■ Written problem ■
Reproduce every line of the data below verbatim, keeping each character and line break unchanged.

(Layout element data)
□ □ □ □
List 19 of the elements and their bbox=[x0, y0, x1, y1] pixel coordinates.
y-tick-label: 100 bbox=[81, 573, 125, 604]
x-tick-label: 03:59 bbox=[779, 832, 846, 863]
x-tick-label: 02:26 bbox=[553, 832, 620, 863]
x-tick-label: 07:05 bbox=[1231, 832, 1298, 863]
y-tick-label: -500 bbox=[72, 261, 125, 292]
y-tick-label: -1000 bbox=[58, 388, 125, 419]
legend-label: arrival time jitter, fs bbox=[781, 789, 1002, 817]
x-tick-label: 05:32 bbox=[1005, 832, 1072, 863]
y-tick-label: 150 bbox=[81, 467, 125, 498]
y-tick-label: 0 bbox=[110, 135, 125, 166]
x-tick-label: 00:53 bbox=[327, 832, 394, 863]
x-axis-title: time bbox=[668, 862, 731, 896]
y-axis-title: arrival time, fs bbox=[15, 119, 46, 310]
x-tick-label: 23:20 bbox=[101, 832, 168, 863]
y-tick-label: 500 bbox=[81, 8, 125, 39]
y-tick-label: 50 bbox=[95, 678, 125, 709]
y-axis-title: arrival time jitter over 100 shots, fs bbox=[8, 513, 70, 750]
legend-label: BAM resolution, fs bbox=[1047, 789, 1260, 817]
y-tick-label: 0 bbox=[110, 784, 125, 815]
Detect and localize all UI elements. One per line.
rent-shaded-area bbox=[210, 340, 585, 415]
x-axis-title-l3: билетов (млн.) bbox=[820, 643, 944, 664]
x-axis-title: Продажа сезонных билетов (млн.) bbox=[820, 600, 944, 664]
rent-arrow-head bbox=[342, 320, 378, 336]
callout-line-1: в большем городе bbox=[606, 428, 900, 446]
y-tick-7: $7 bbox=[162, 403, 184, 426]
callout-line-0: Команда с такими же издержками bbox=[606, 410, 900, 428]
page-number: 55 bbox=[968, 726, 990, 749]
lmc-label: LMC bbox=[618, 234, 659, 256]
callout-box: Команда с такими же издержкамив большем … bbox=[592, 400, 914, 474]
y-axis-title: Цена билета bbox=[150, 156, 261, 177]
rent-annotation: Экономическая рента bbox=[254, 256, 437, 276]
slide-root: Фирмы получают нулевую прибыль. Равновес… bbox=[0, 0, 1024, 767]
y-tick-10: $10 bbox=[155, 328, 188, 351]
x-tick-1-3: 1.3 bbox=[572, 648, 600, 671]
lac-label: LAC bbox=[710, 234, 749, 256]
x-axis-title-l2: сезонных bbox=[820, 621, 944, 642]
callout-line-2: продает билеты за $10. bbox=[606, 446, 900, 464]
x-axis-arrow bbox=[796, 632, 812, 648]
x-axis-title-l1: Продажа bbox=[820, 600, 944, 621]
□ □ □ □
■ Completed exercise ■
List 19 of the elements and their bbox=[x0, y0, x1, y1] pixel coordinates.
y-tick-label: 100 bbox=[81, 573, 125, 604]
x-tick-label: 03:59 bbox=[779, 832, 846, 863]
x-tick-label: 02:26 bbox=[553, 832, 620, 863]
x-tick-label: 07:05 bbox=[1231, 832, 1298, 863]
y-tick-label: -500 bbox=[72, 261, 125, 292]
y-tick-label: -1000 bbox=[58, 388, 125, 419]
legend-label: arrival time jitter, fs bbox=[781, 789, 1002, 817]
x-tick-label: 05:32 bbox=[1005, 832, 1072, 863]
y-tick-label: 150 bbox=[81, 467, 125, 498]
y-tick-label: 0 bbox=[110, 135, 125, 166]
x-tick-label: 00:53 bbox=[327, 832, 394, 863]
x-axis-title: time bbox=[668, 862, 731, 896]
y-axis-title: arrival time, fs bbox=[15, 119, 46, 310]
x-tick-label: 23:20 bbox=[101, 832, 168, 863]
y-tick-label: 500 bbox=[81, 8, 125, 39]
y-tick-label: 50 bbox=[95, 678, 125, 709]
y-axis-title: arrival time jitter over 100 shots, fs bbox=[8, 513, 70, 750]
legend-label: BAM resolution, fs bbox=[1047, 789, 1260, 817]
y-tick-label: 0 bbox=[110, 784, 125, 815]
Detect and localize all UI elements. One per line.
rent-shaded-area bbox=[210, 340, 585, 415]
x-axis-title-l3: билетов (млн.) bbox=[820, 643, 944, 664]
x-axis-title: Продажа сезонных билетов (млн.) bbox=[820, 600, 944, 664]
rent-arrow-head bbox=[342, 320, 378, 336]
callout-line-1: в большем городе bbox=[606, 428, 900, 446]
y-tick-7: $7 bbox=[162, 403, 184, 426]
callout-line-0: Команда с такими же издержками bbox=[606, 410, 900, 428]
page-number: 55 bbox=[968, 726, 990, 749]
lmc-label: LMC bbox=[618, 234, 659, 256]
callout-box: Команда с такими же издержкамив большем … bbox=[592, 400, 914, 474]
y-axis-title: Цена билета bbox=[150, 156, 261, 177]
rent-annotation: Экономическая рента bbox=[254, 256, 437, 276]
slide-root: Фирмы получают нулевую прибыль. Равновес… bbox=[0, 0, 1024, 767]
y-tick-10: $10 bbox=[155, 328, 188, 351]
x-tick-1-3: 1.3 bbox=[572, 648, 600, 671]
lac-label: LAC bbox=[710, 234, 749, 256]
x-axis-title-l2: сезонных bbox=[820, 621, 944, 642]
callout-line-2: продает билеты за $10. bbox=[606, 446, 900, 464]
x-axis-arrow bbox=[796, 632, 812, 648]
x-axis-title-l1: Продажа bbox=[820, 600, 944, 621]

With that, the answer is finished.